*WHAT TO PRODUCE:*
Identify the lines bearing the string "content" and gather them.

*GIVEN DATA:*
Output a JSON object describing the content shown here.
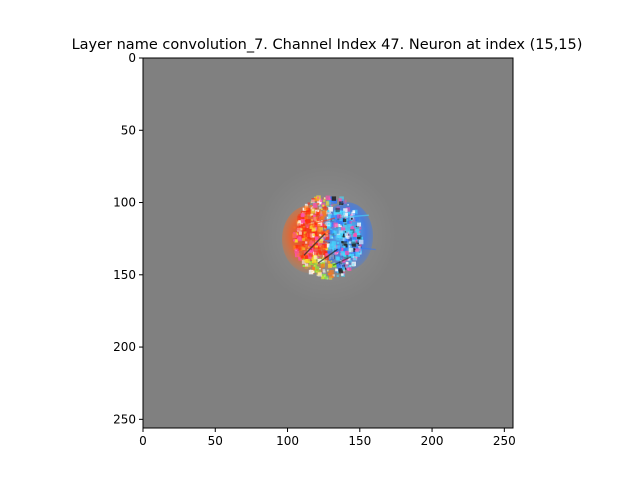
{
  "figure": {
    "title": "Layer name convolution_7. Channel Index 47. Neuron at index (15,15)"
  },
  "image_panel": {
    "background_color": "#808080",
    "image_size": 256,
    "x_ticks": [
      0,
      50,
      100,
      150,
      200,
      250
    ],
    "y_ticks": [
      0,
      50,
      100,
      150,
      200,
      250
    ],
    "blob_center": [
      128,
      124
    ],
    "colors": {
      "red": "#ff2a10",
      "orange": "#ff7a1a",
      "yellow": "#f6e12a",
      "green": "#84ff3a",
      "magenta": "#ff4fb0",
      "cyan": "#46d9ff",
      "blue": "#2f78ff",
      "white": "#ffffff",
      "dark": "#202020"
    }
  }
}
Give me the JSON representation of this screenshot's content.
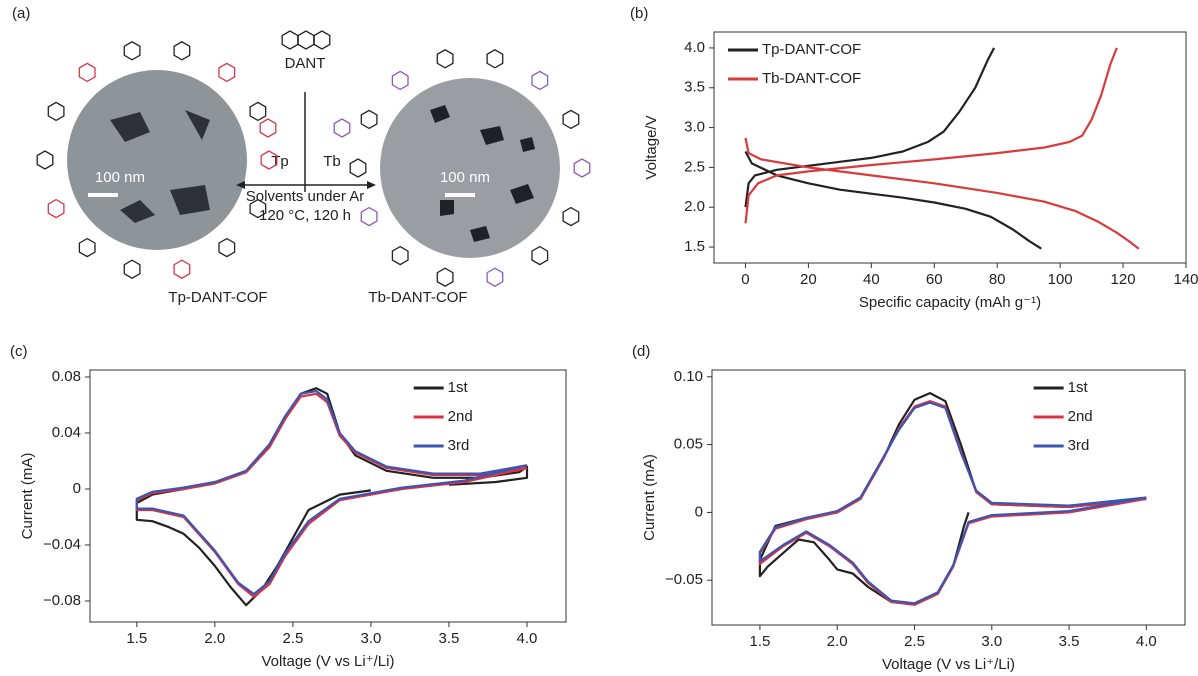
{
  "scheme": {
    "panel": "(a)",
    "monomer": "DANT",
    "left_aldehyde": "Tp",
    "right_aldehyde": "Tb",
    "condition_1": "Solvents under Ar",
    "condition_2": "120 °C, 120 h",
    "scale_left": "100 nm",
    "scale_right": "100 nm",
    "product_left": "Tp-DANT-COF",
    "product_right": "Tb-DANT-COF"
  },
  "chart_data": [
    {
      "type": "line",
      "panel": "(b)",
      "xlabel": "Specific capacity (mAh g⁻¹)",
      "ylabel": "Voltage/V",
      "xlim": [
        -10,
        140
      ],
      "ylim": [
        1.3,
        4.2
      ],
      "xticks": [
        0,
        20,
        40,
        60,
        80,
        100,
        120,
        140
      ],
      "yticks": [
        1.5,
        {
          "value": 2.0,
          "label": "2.0"
        },
        2.5,
        {
          "value": 3.0,
          "label": "3.0"
        },
        3.5,
        {
          "value": 4.0,
          "label": "4.0"
        }
      ],
      "legend": "upper left",
      "series": [
        {
          "name": "Tp-DANT-COF",
          "color": "#222222",
          "x": [
            0,
            1,
            3,
            10,
            20,
            30,
            40,
            50,
            58,
            63,
            68,
            73,
            77,
            79,
            null,
            0,
            2,
            10,
            20,
            30,
            40,
            50,
            60,
            70,
            78,
            85,
            90,
            94
          ],
          "values": [
            2.0,
            2.3,
            2.4,
            2.47,
            2.52,
            2.57,
            2.62,
            2.7,
            2.82,
            2.95,
            3.2,
            3.5,
            3.85,
            4.0,
            null,
            2.7,
            2.55,
            2.4,
            2.3,
            2.22,
            2.17,
            2.12,
            2.06,
            1.98,
            1.88,
            1.72,
            1.58,
            1.48
          ]
        },
        {
          "name": "Tb-DANT-COF",
          "color": "#d93a3a",
          "x": [
            0,
            1,
            4,
            10,
            20,
            40,
            60,
            80,
            95,
            103,
            107,
            110,
            113,
            116,
            118,
            null,
            0,
            1,
            5,
            20,
            40,
            60,
            80,
            95,
            105,
            112,
            118,
            122,
            125
          ],
          "values": [
            1.8,
            2.15,
            2.3,
            2.4,
            2.45,
            2.53,
            2.6,
            2.68,
            2.75,
            2.82,
            2.9,
            3.1,
            3.4,
            3.8,
            4.0,
            null,
            2.87,
            2.68,
            2.6,
            2.5,
            2.4,
            2.3,
            2.18,
            2.07,
            1.95,
            1.82,
            1.68,
            1.57,
            1.48
          ]
        }
      ]
    },
    {
      "type": "line",
      "panel": "(c)",
      "xlabel": "Voltage (V vs Li⁺/Li)",
      "ylabel": "Current (mA)",
      "xlim": [
        1.2,
        4.25
      ],
      "ylim": [
        -0.095,
        0.085
      ],
      "xticks": [
        1.5,
        {
          "value": 2.0,
          "label": "2.0"
        },
        2.5,
        {
          "value": 3.0,
          "label": "3.0"
        },
        3.5,
        {
          "value": 4.0,
          "label": "4.0"
        }
      ],
      "yticks": [
        -0.08,
        -0.04,
        0,
        0.04,
        0.08
      ],
      "ytick_labels": [
        "−0.08",
        "−0.04",
        "0",
        "0.04",
        "0.08"
      ],
      "legend": "upper right",
      "series": [
        {
          "name": "1st",
          "color": "#222222",
          "x": [
            3.0,
            2.8,
            2.6,
            2.5,
            2.4,
            2.3,
            2.2,
            2.1,
            2.0,
            1.9,
            1.8,
            1.7,
            1.6,
            1.5,
            1.5,
            1.6,
            1.8,
            2.0,
            2.2,
            2.35,
            2.45,
            2.55,
            2.65,
            2.72,
            2.8,
            2.9,
            3.1,
            3.4,
            3.7,
            3.95,
            4.0,
            4.0,
            3.8,
            3.5
          ],
          "values": [
            -0.001,
            -0.004,
            -0.015,
            -0.035,
            -0.055,
            -0.072,
            -0.083,
            -0.07,
            -0.055,
            -0.042,
            -0.032,
            -0.027,
            -0.023,
            -0.022,
            -0.01,
            -0.004,
            0.0,
            0.004,
            0.012,
            0.03,
            0.05,
            0.068,
            0.072,
            0.068,
            0.04,
            0.024,
            0.013,
            0.008,
            0.008,
            0.012,
            0.016,
            0.008,
            0.005,
            0.003
          ]
        },
        {
          "name": "2nd",
          "color": "#e0303f",
          "x": [
            4.0,
            3.6,
            3.2,
            2.8,
            2.6,
            2.45,
            2.35,
            2.25,
            2.15,
            2.0,
            1.8,
            1.6,
            1.5,
            1.5,
            1.6,
            1.8,
            2.0,
            2.2,
            2.35,
            2.45,
            2.55,
            2.65,
            2.72,
            2.8,
            2.9,
            3.1,
            3.4,
            3.7,
            4.0
          ],
          "values": [
            0.015,
            0.005,
            0.0,
            -0.008,
            -0.025,
            -0.048,
            -0.068,
            -0.077,
            -0.068,
            -0.045,
            -0.02,
            -0.015,
            -0.015,
            -0.008,
            -0.003,
            0.0,
            0.004,
            0.012,
            0.03,
            0.05,
            0.066,
            0.068,
            0.062,
            0.038,
            0.026,
            0.015,
            0.01,
            0.01,
            0.015
          ]
        },
        {
          "name": "3rd",
          "color": "#3a56b4",
          "x": [
            4.0,
            3.6,
            3.2,
            2.8,
            2.6,
            2.45,
            2.35,
            2.25,
            2.15,
            2.0,
            1.8,
            1.6,
            1.5,
            1.5,
            1.6,
            1.8,
            2.0,
            2.2,
            2.35,
            2.45,
            2.55,
            2.65,
            2.72,
            2.8,
            2.9,
            3.1,
            3.4,
            3.7,
            4.0
          ],
          "values": [
            0.017,
            0.006,
            0.001,
            -0.007,
            -0.023,
            -0.046,
            -0.066,
            -0.075,
            -0.067,
            -0.044,
            -0.019,
            -0.014,
            -0.014,
            -0.007,
            -0.002,
            0.001,
            0.005,
            0.013,
            0.032,
            0.052,
            0.068,
            0.07,
            0.064,
            0.04,
            0.027,
            0.016,
            0.011,
            0.011,
            0.017
          ]
        }
      ]
    },
    {
      "type": "line",
      "panel": "(d)",
      "xlabel": "Voltage (V vs Li⁺/Li)",
      "ylabel": "Current (mA)",
      "xlim": [
        1.19,
        4.25
      ],
      "ylim": [
        -0.083,
        0.105
      ],
      "xticks": [
        1.5,
        {
          "value": 2.0,
          "label": "2.0"
        },
        2.5,
        {
          "value": 3.0,
          "label": "3.0"
        },
        3.5,
        {
          "value": 4.0,
          "label": "4.0"
        }
      ],
      "yticks": [
        -0.05,
        0,
        0.05,
        0.1
      ],
      "ytick_labels": [
        "−0.05",
        "0",
        "0.05",
        "0.10"
      ],
      "legend": "upper right",
      "series": [
        {
          "name": "1st",
          "color": "#222222",
          "x": [
            2.85,
            2.82,
            2.75,
            2.65,
            2.5,
            2.35,
            2.2,
            2.1,
            2.0,
            1.95,
            1.85,
            1.75,
            1.65,
            1.55,
            1.5,
            1.5,
            1.6,
            1.8,
            2.0,
            2.15,
            2.3,
            2.4,
            2.5,
            2.6,
            2.7,
            2.8,
            2.9,
            3.0,
            3.5,
            4.0
          ],
          "values": [
            0.0,
            -0.01,
            -0.04,
            -0.06,
            -0.068,
            -0.066,
            -0.055,
            -0.045,
            -0.042,
            -0.035,
            -0.022,
            -0.02,
            -0.03,
            -0.04,
            -0.047,
            -0.035,
            -0.01,
            -0.004,
            0.0,
            0.01,
            0.04,
            0.065,
            0.083,
            0.088,
            0.082,
            0.05,
            0.015,
            0.006,
            0.004,
            0.01
          ]
        },
        {
          "name": "2nd",
          "color": "#e0303f",
          "x": [
            4.0,
            3.5,
            3.0,
            2.85,
            2.75,
            2.65,
            2.5,
            2.35,
            2.2,
            2.1,
            1.95,
            1.8,
            1.65,
            1.5,
            1.5,
            1.6,
            1.8,
            2.0,
            2.15,
            2.3,
            2.4,
            2.5,
            2.6,
            2.7,
            2.8,
            2.9,
            3.0,
            3.5,
            4.0
          ],
          "values": [
            0.01,
            0.0,
            -0.003,
            -0.008,
            -0.04,
            -0.06,
            -0.068,
            -0.066,
            -0.052,
            -0.038,
            -0.025,
            -0.015,
            -0.025,
            -0.038,
            -0.03,
            -0.012,
            -0.005,
            0.0,
            0.01,
            0.04,
            0.062,
            0.078,
            0.082,
            0.078,
            0.045,
            0.015,
            0.006,
            0.004,
            0.01
          ]
        },
        {
          "name": "3rd",
          "color": "#3a56b4",
          "x": [
            4.0,
            3.5,
            3.0,
            2.85,
            2.75,
            2.65,
            2.5,
            2.35,
            2.2,
            2.1,
            1.95,
            1.8,
            1.65,
            1.5,
            1.5,
            1.6,
            1.8,
            2.0,
            2.15,
            2.3,
            2.4,
            2.5,
            2.6,
            2.7,
            2.8,
            2.9,
            3.0,
            3.5,
            4.0
          ],
          "values": [
            0.011,
            0.001,
            -0.002,
            -0.007,
            -0.039,
            -0.059,
            -0.067,
            -0.065,
            -0.051,
            -0.037,
            -0.024,
            -0.014,
            -0.024,
            -0.036,
            -0.029,
            -0.011,
            -0.004,
            0.001,
            0.011,
            0.041,
            0.061,
            0.077,
            0.081,
            0.077,
            0.044,
            0.016,
            0.007,
            0.005,
            0.011
          ]
        }
      ]
    }
  ]
}
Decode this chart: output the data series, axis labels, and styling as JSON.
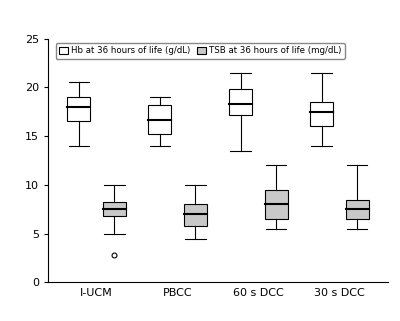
{
  "categories": [
    "I-UCM",
    "PBCC",
    "60 s DCC",
    "30 s DCC"
  ],
  "hb": {
    "whisker_low": [
      14.0,
      14.0,
      13.5,
      14.0
    ],
    "q1": [
      16.5,
      15.2,
      17.2,
      16.0
    ],
    "median": [
      18.0,
      16.6,
      18.3,
      17.5
    ],
    "q3": [
      19.0,
      18.2,
      19.8,
      18.5
    ],
    "whisker_high": [
      20.5,
      19.0,
      21.5,
      21.5
    ]
  },
  "tsb": {
    "whisker_low": [
      5.0,
      4.5,
      5.5,
      5.5
    ],
    "q1": [
      6.8,
      5.8,
      6.5,
      6.5
    ],
    "median": [
      7.5,
      7.0,
      8.0,
      7.5
    ],
    "q3": [
      8.2,
      8.0,
      9.5,
      8.5
    ],
    "whisker_high": [
      10.0,
      10.0,
      12.0,
      12.0
    ],
    "outliers_x": [
      1
    ],
    "outliers_y": [
      2.8
    ]
  },
  "hb_color": "#ffffff",
  "tsb_color": "#c8c8c8",
  "box_edgecolor": "#000000",
  "ylim": [
    0,
    25
  ],
  "yticks": [
    0,
    5,
    10,
    15,
    20,
    25
  ],
  "legend_hb": "Hb at 36 hours of life (g/dL)",
  "legend_tsb": "TSB at 36 hours of life (mg/dL)",
  "figsize": [
    4.0,
    3.21
  ],
  "dpi": 100,
  "box_width": 0.28,
  "offsets": [
    -0.22,
    0.22
  ]
}
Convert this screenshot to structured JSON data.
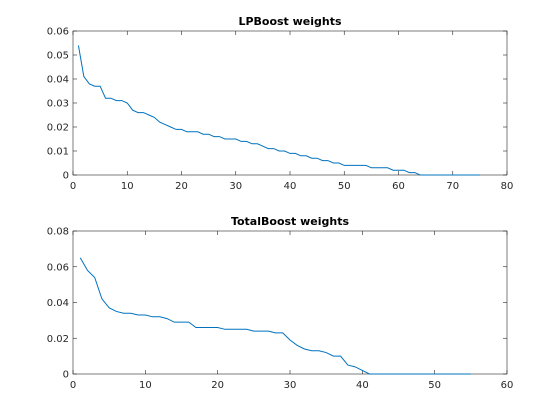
{
  "chart_data": [
    {
      "type": "line",
      "title": "LPBoost weights",
      "xlabel": "",
      "ylabel": "",
      "xlim": [
        0,
        80
      ],
      "ylim": [
        0,
        0.06
      ],
      "xticks": [
        0,
        10,
        20,
        30,
        40,
        50,
        60,
        70,
        80
      ],
      "yticks": [
        0,
        0.01,
        0.02,
        0.03,
        0.04,
        0.05,
        0.06
      ],
      "xtick_labels": [
        "0",
        "10",
        "20",
        "30",
        "40",
        "50",
        "60",
        "70",
        "80"
      ],
      "ytick_labels": [
        "0",
        "0.01",
        "0.02",
        "0.03",
        "0.04",
        "0.05",
        "0.06"
      ],
      "grid": false,
      "line_color": "#0072bd",
      "series": [
        {
          "x": [
            1,
            2,
            3,
            4,
            5,
            6,
            7,
            8,
            9,
            10,
            11,
            12,
            13,
            14,
            15,
            16,
            17,
            18,
            19,
            20,
            21,
            22,
            23,
            24,
            25,
            26,
            27,
            28,
            29,
            30,
            31,
            32,
            33,
            34,
            35,
            36,
            37,
            38,
            39,
            40,
            41,
            42,
            43,
            44,
            45,
            46,
            47,
            48,
            49,
            50,
            51,
            52,
            53,
            54,
            55,
            56,
            57,
            58,
            59,
            60,
            61,
            62,
            63,
            64,
            65,
            66,
            67,
            68,
            69,
            70,
            71,
            72,
            73,
            74,
            75
          ],
          "values": [
            0.054,
            0.041,
            0.038,
            0.037,
            0.037,
            0.032,
            0.032,
            0.031,
            0.031,
            0.03,
            0.027,
            0.026,
            0.026,
            0.025,
            0.024,
            0.022,
            0.021,
            0.02,
            0.019,
            0.019,
            0.018,
            0.018,
            0.018,
            0.017,
            0.017,
            0.016,
            0.016,
            0.015,
            0.015,
            0.015,
            0.014,
            0.014,
            0.013,
            0.013,
            0.012,
            0.011,
            0.011,
            0.01,
            0.01,
            0.009,
            0.009,
            0.008,
            0.008,
            0.007,
            0.007,
            0.006,
            0.006,
            0.005,
            0.005,
            0.004,
            0.004,
            0.004,
            0.004,
            0.004,
            0.003,
            0.003,
            0.003,
            0.003,
            0.002,
            0.002,
            0.002,
            0.001,
            0.001,
            0.0,
            0.0,
            0.0,
            0.0,
            0.0,
            0.0,
            0.0,
            0.0,
            0.0,
            0.0,
            0.0,
            0.0
          ]
        }
      ]
    },
    {
      "type": "line",
      "title": "TotalBoost weights",
      "xlabel": "",
      "ylabel": "",
      "xlim": [
        0,
        60
      ],
      "ylim": [
        0,
        0.08
      ],
      "xticks": [
        0,
        10,
        20,
        30,
        40,
        50,
        60
      ],
      "yticks": [
        0,
        0.02,
        0.04,
        0.06,
        0.08
      ],
      "xtick_labels": [
        "0",
        "10",
        "20",
        "30",
        "40",
        "50",
        "60"
      ],
      "ytick_labels": [
        "0",
        "0.02",
        "0.04",
        "0.06",
        "0.08"
      ],
      "grid": false,
      "line_color": "#0072bd",
      "series": [
        {
          "x": [
            1,
            2,
            3,
            4,
            5,
            6,
            7,
            8,
            9,
            10,
            11,
            12,
            13,
            14,
            15,
            16,
            17,
            18,
            19,
            20,
            21,
            22,
            23,
            24,
            25,
            26,
            27,
            28,
            29,
            30,
            31,
            32,
            33,
            34,
            35,
            36,
            37,
            38,
            39,
            40,
            41,
            42,
            43,
            44,
            45,
            46,
            47,
            48,
            49,
            50,
            51,
            52,
            53,
            54,
            55
          ],
          "values": [
            0.065,
            0.058,
            0.054,
            0.042,
            0.037,
            0.035,
            0.034,
            0.034,
            0.033,
            0.033,
            0.032,
            0.032,
            0.031,
            0.029,
            0.029,
            0.029,
            0.026,
            0.026,
            0.026,
            0.026,
            0.025,
            0.025,
            0.025,
            0.025,
            0.024,
            0.024,
            0.024,
            0.023,
            0.023,
            0.019,
            0.016,
            0.014,
            0.013,
            0.013,
            0.012,
            0.01,
            0.01,
            0.005,
            0.004,
            0.002,
            0.0,
            0.0,
            0.0,
            0.0,
            0.0,
            0.0,
            0.0,
            0.0,
            0.0,
            0.0,
            0.0,
            0.0,
            0.0,
            0.0,
            0.0
          ]
        }
      ]
    }
  ]
}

*RESPONSE TO THIS EXERCISE:*
Output a JSON object describing the content shown here.
Give me the JSON representation of this screenshot's content.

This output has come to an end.